**To do**
1. Using the memorial note about Flora, decide whether each statement agrees with it: (a) Flora married James Bascom Rose in 1908; (b) Flora was the oldest child of Abraham Bud Casteel and Nancy Jane (Goode) Casteel; (c) Gladys had a twin brother who died at birth. Answer yes or no for each and quote the deciding words.
2. Write out, word for word, the stretch of the memorial note about Flora from "Some of the" through "on his website.".

**Document**
* BEGIN *
|Birth: ||Feb. 24, 1886|
|Death: ||Nov. 27, 1950|
Flora was my grandmother and the third child born to Abraham Bud Casteel and Nancy Jane (Goode) Casteel. Grandmother died a little over five years before my birth but I often was told by my mother, Allene Rose, that Flora was a very loving mother, faithful wife, and an extremely good woman. She married James (Jim) Bascom Rose on December 16, 1908 and she and Jim raised five girls and one boy, which was to be my father, J.B. Rose Jr. She had another girl, her oldest one, to die at 4 years old of illness and the only other son to die at birth as a twin to daughter Gladys. Their children were a testament to the values instilled in them by their parents because they all went on to be honorable and outstanding citizens within their respective communities.
Some of the information here is taken from the book "An Alabama Rose Garden" by Lynn Parham, who is my first cousin and family historian. You can find more information concerning the Rose and Casteel families on his website.
* END *
[Element and coordinate records]
* BEGIN *
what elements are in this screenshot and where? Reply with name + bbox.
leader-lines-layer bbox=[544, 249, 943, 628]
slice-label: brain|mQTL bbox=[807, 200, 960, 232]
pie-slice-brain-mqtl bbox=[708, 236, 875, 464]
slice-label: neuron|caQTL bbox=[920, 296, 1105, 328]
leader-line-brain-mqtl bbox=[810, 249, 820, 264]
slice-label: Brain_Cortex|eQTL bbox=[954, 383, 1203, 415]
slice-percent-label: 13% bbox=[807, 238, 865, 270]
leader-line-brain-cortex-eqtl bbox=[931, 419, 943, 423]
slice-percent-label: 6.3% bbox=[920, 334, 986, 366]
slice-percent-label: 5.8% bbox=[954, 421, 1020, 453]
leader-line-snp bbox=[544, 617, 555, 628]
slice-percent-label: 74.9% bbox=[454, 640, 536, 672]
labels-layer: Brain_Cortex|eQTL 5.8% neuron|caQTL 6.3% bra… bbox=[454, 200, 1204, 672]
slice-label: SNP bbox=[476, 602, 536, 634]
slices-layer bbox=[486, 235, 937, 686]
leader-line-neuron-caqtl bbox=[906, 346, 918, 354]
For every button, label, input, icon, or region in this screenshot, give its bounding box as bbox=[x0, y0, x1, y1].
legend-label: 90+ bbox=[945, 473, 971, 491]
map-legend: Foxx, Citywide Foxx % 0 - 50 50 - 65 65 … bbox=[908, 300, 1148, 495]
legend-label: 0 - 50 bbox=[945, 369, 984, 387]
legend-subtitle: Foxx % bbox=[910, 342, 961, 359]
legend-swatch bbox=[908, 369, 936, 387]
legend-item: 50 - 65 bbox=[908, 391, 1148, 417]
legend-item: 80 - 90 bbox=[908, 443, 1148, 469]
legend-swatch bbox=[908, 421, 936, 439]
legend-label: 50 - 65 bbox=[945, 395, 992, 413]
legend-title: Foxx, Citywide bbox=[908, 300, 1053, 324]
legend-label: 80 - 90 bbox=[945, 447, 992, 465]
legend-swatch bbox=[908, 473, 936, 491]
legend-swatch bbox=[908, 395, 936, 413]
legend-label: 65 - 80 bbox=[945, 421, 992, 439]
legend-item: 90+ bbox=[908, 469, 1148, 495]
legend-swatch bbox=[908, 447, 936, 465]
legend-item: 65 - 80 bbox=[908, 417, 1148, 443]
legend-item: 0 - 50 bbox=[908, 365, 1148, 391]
* END *
**The solutions**
1.
(a) Yes: "She married James (Jim) Bascom Rose on December 16, 1908"
(b) No: "the third child born to Abraham Bud Casteel and Nancy Jane (Goode) Casteel"
(c) Yes: "the only other son to die at birth as a twin to daughter Gladys"

2.
Some of the information here is taken from the book "An Alabama Rose Garden" by Lynn Parham, who is my first cousin and family historian. You can find more information concerning the Rose and Casteel families on his website.